| Exercise description |
Identify, in the records below, every line where the string "ylabel" appears, and copy each such line.
--- BEGIN Provided data ---
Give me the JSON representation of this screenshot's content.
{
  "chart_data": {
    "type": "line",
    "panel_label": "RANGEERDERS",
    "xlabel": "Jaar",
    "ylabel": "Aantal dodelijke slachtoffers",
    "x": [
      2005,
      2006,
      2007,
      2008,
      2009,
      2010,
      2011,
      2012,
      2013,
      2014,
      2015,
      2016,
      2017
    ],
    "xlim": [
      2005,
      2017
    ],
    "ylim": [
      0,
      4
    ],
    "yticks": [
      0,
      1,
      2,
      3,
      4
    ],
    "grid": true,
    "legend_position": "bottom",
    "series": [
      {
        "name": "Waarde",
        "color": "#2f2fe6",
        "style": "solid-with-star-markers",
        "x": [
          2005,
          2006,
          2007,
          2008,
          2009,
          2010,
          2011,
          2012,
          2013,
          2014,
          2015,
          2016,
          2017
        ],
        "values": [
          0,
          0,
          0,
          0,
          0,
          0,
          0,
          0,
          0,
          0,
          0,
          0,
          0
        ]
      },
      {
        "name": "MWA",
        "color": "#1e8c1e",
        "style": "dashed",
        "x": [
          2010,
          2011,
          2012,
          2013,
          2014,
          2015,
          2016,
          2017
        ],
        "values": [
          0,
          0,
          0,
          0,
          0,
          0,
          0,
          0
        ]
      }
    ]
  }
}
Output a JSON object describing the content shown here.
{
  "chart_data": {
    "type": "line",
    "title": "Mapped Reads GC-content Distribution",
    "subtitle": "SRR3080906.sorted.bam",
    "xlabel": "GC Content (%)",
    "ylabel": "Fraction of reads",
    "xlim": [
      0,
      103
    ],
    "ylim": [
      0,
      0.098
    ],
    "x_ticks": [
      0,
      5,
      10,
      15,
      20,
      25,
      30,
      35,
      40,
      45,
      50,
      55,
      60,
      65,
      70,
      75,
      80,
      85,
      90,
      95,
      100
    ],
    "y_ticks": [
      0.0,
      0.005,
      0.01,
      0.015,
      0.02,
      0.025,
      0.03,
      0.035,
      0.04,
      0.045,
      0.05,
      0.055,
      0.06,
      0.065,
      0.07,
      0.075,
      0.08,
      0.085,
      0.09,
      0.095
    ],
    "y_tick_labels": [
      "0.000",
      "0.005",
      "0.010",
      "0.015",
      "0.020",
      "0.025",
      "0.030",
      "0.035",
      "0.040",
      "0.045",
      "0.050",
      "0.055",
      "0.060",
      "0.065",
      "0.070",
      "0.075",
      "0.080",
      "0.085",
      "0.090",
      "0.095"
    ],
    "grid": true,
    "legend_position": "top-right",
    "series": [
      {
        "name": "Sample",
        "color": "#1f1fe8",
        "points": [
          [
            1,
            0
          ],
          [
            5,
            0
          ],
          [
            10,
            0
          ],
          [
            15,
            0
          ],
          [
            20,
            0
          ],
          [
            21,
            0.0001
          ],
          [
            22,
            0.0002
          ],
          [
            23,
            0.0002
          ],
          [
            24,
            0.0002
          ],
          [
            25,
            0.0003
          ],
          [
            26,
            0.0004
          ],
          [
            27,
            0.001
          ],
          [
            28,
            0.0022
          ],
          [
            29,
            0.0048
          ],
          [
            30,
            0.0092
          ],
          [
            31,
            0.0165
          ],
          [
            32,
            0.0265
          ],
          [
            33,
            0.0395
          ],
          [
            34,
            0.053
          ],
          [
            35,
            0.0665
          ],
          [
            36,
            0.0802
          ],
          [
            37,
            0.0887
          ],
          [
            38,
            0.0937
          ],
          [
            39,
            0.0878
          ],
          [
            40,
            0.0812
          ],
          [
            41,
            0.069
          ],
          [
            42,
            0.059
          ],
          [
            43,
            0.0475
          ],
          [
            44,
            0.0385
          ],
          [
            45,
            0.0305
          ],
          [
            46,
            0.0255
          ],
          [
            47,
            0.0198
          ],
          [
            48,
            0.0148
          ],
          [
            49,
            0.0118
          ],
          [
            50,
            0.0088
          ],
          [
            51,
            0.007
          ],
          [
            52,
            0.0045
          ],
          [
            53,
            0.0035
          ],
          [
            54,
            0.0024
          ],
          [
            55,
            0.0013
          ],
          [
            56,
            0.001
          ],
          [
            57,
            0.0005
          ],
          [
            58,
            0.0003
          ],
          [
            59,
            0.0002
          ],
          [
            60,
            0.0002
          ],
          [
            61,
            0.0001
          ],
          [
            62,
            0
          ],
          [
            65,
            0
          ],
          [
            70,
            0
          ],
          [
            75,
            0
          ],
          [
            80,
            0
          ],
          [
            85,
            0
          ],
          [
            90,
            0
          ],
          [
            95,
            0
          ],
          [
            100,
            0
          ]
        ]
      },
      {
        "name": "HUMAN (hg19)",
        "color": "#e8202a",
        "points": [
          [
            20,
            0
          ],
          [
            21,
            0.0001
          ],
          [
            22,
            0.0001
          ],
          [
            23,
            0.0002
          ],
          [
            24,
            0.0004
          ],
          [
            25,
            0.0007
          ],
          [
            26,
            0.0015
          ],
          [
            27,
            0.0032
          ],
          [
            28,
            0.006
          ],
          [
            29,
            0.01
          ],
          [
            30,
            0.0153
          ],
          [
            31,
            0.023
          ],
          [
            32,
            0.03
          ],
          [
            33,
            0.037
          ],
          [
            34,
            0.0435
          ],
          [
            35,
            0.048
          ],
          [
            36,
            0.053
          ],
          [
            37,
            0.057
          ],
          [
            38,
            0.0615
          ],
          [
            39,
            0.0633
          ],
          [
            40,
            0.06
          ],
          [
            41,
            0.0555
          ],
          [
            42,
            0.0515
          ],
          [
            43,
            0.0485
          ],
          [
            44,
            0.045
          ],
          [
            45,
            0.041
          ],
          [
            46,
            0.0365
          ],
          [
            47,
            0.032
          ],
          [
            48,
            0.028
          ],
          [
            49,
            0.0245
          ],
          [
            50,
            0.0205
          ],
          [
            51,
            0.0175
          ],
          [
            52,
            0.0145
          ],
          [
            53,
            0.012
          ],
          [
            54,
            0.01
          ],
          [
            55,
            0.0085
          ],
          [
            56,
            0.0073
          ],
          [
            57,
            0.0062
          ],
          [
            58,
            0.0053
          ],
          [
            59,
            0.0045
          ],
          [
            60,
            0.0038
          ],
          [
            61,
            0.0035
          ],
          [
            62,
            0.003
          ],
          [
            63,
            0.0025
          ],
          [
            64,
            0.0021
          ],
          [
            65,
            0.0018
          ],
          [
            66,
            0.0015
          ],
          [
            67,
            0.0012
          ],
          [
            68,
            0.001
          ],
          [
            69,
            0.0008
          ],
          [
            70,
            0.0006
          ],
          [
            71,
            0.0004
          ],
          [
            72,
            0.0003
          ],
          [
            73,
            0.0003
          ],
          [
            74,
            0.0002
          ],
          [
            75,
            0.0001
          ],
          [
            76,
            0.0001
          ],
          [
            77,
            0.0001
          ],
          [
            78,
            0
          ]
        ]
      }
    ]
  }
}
--- END Provided data ---
| Result for this task |
    "ylabel": "Aantal dodelijke slachtoffers",
    "ylabel": "Fraction of reads",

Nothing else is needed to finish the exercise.